**Provided records**
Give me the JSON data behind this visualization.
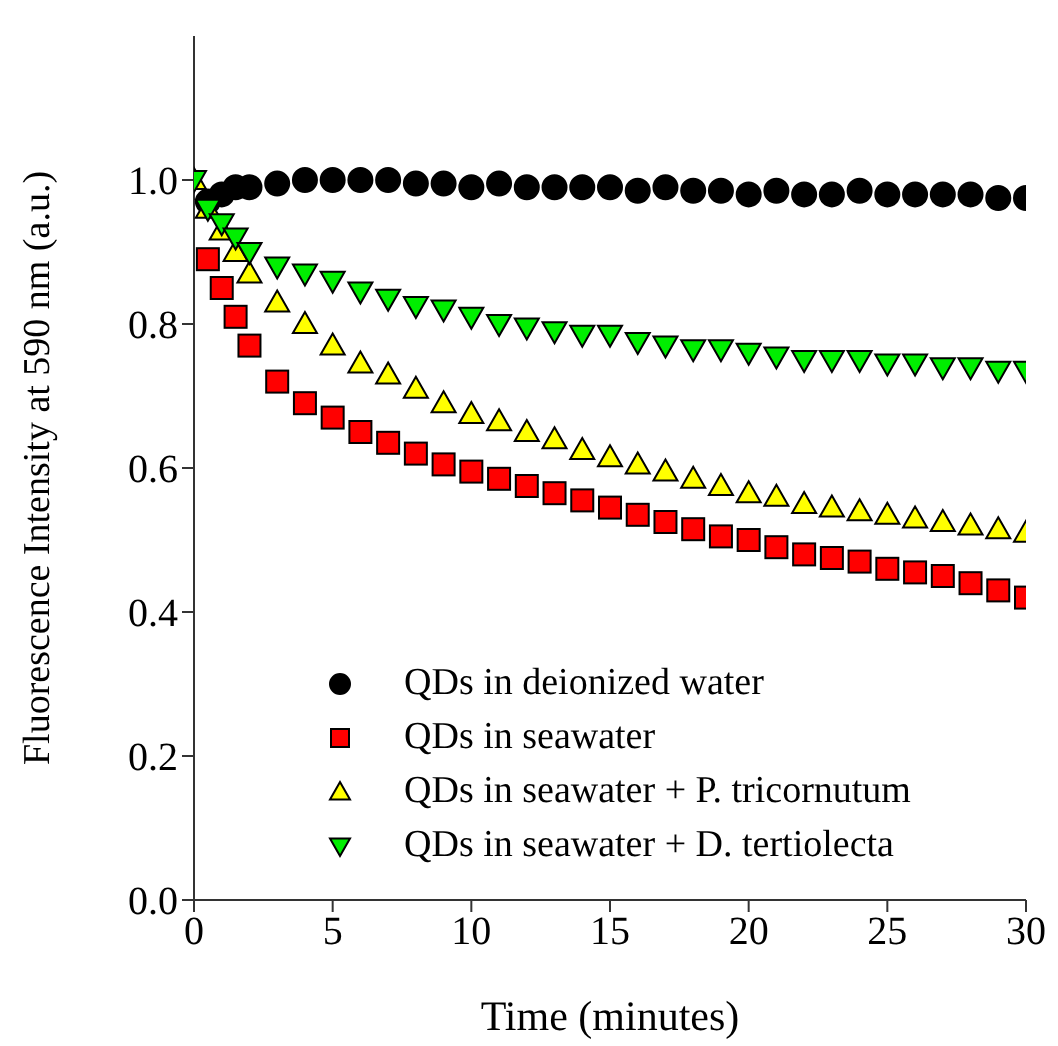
{
  "chart_data": {
    "type": "scatter",
    "xlabel": "Time (minutes)",
    "ylabel": "Fluorescence Intensity at 590 nm (a.u.)",
    "x": [
      0,
      0.5,
      1,
      1.5,
      2,
      3,
      4,
      5,
      6,
      7,
      8,
      9,
      10,
      11,
      12,
      13,
      14,
      15,
      16,
      17,
      18,
      19,
      20,
      21,
      22,
      23,
      24,
      25,
      26,
      27,
      28,
      29,
      30
    ],
    "series": [
      {
        "name": "QDs in deionized water",
        "color": "#000000",
        "marker": "circle",
        "values": [
          null,
          0.97,
          0.98,
          0.99,
          0.99,
          0.995,
          1.0,
          1.0,
          1.0,
          1.0,
          0.995,
          0.995,
          0.99,
          0.995,
          0.99,
          0.99,
          0.99,
          0.99,
          0.985,
          0.99,
          0.985,
          0.985,
          0.98,
          0.985,
          0.98,
          0.98,
          0.985,
          0.98,
          0.98,
          0.98,
          0.98,
          0.975,
          0.975
        ]
      },
      {
        "name": "QDs in seawater",
        "color": "#ff0000",
        "marker": "square",
        "values": [
          null,
          0.89,
          0.85,
          0.81,
          0.77,
          0.72,
          0.69,
          0.67,
          0.65,
          0.635,
          0.62,
          0.605,
          0.595,
          0.585,
          0.575,
          0.565,
          0.555,
          0.545,
          0.535,
          0.525,
          0.515,
          0.505,
          0.5,
          0.49,
          0.48,
          0.475,
          0.47,
          0.46,
          0.455,
          0.45,
          0.44,
          0.43,
          0.42
        ]
      },
      {
        "name": "QDs in seawater + P. tricornutum",
        "color": "#ffff00",
        "marker": "triangle",
        "values": [
          1.0,
          0.96,
          0.93,
          0.9,
          0.87,
          0.83,
          0.8,
          0.77,
          0.745,
          0.73,
          0.71,
          0.69,
          0.675,
          0.665,
          0.65,
          0.64,
          0.625,
          0.615,
          0.605,
          0.595,
          0.585,
          0.575,
          0.565,
          0.56,
          0.55,
          0.545,
          0.54,
          0.535,
          0.53,
          0.525,
          0.52,
          0.515,
          0.51
        ]
      },
      {
        "name": "QDs in seawater + D. tertiolecta",
        "color": "#00ee00",
        "marker": "triangle-down",
        "values": [
          1.0,
          0.96,
          0.94,
          0.92,
          0.9,
          0.88,
          0.87,
          0.86,
          0.845,
          0.835,
          0.825,
          0.82,
          0.81,
          0.8,
          0.795,
          0.79,
          0.785,
          0.785,
          0.775,
          0.77,
          0.765,
          0.765,
          0.76,
          0.755,
          0.75,
          0.75,
          0.75,
          0.745,
          0.745,
          0.74,
          0.74,
          0.735,
          0.735
        ]
      }
    ],
    "xlim": [
      0,
      30
    ],
    "xticks": [
      0,
      5,
      10,
      15,
      20,
      25,
      30
    ],
    "ylim": [
      0,
      1.2
    ],
    "yticks": [
      {
        "value": 0,
        "label": "0.0"
      },
      0.2,
      0.4,
      0.6,
      0.8,
      {
        "value": 1,
        "label": "1.0"
      }
    ],
    "grid": false,
    "legend": "bottom left"
  }
}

**Task**
Every record is to be reproduced exactly, with no pictures included.

**Final answer**
Give me the JSON data behind this visualization.
{
  "chart_data": {
    "type": "scatter",
    "xlabel": "Time (minutes)",
    "ylabel": "Fluorescence Intensity at 590 nm (a.u.)",
    "x": [
      0,
      0.5,
      1,
      1.5,
      2,
      3,
      4,
      5,
      6,
      7,
      8,
      9,
      10,
      11,
      12,
      13,
      14,
      15,
      16,
      17,
      18,
      19,
      20,
      21,
      22,
      23,
      24,
      25,
      26,
      27,
      28,
      29,
      30
    ],
    "series": [
      {
        "name": "QDs in deionized water",
        "color": "#000000",
        "marker": "circle",
        "values": [
          null,
          0.97,
          0.98,
          0.99,
          0.99,
          0.995,
          1.0,
          1.0,
          1.0,
          1.0,
          0.995,
          0.995,
          0.99,
          0.995,
          0.99,
          0.99,
          0.99,
          0.99,
          0.985,
          0.99,
          0.985,
          0.985,
          0.98,
          0.985,
          0.98,
          0.98,
          0.985,
          0.98,
          0.98,
          0.98,
          0.98,
          0.975,
          0.975
        ]
      },
      {
        "name": "QDs in seawater",
        "color": "#ff0000",
        "marker": "square",
        "values": [
          null,
          0.89,
          0.85,
          0.81,
          0.77,
          0.72,
          0.69,
          0.67,
          0.65,
          0.635,
          0.62,
          0.605,
          0.595,
          0.585,
          0.575,
          0.565,
          0.555,
          0.545,
          0.535,
          0.525,
          0.515,
          0.505,
          0.5,
          0.49,
          0.48,
          0.475,
          0.47,
          0.46,
          0.455,
          0.45,
          0.44,
          0.43,
          0.42
        ]
      },
      {
        "name": "QDs in seawater + P. tricornutum",
        "color": "#ffff00",
        "marker": "triangle",
        "values": [
          1.0,
          0.96,
          0.93,
          0.9,
          0.87,
          0.83,
          0.8,
          0.77,
          0.745,
          0.73,
          0.71,
          0.69,
          0.675,
          0.665,
          0.65,
          0.64,
          0.625,
          0.615,
          0.605,
          0.595,
          0.585,
          0.575,
          0.565,
          0.56,
          0.55,
          0.545,
          0.54,
          0.535,
          0.53,
          0.525,
          0.52,
          0.515,
          0.51
        ]
      },
      {
        "name": "QDs in seawater + D. tertiolecta",
        "color": "#00ee00",
        "marker": "triangle-down",
        "values": [
          1.0,
          0.96,
          0.94,
          0.92,
          0.9,
          0.88,
          0.87,
          0.86,
          0.845,
          0.835,
          0.825,
          0.82,
          0.81,
          0.8,
          0.795,
          0.79,
          0.785,
          0.785,
          0.775,
          0.77,
          0.765,
          0.765,
          0.76,
          0.755,
          0.75,
          0.75,
          0.75,
          0.745,
          0.745,
          0.74,
          0.74,
          0.735,
          0.735
        ]
      }
    ],
    "xlim": [
      0,
      30
    ],
    "xticks": [
      0,
      5,
      10,
      15,
      20,
      25,
      30
    ],
    "ylim": [
      0,
      1.2
    ],
    "yticks": [
      {
        "value": 0,
        "label": "0.0"
      },
      0.2,
      0.4,
      0.6,
      0.8,
      {
        "value": 1,
        "label": "1.0"
      }
    ],
    "grid": false,
    "legend": "bottom left"
  }
}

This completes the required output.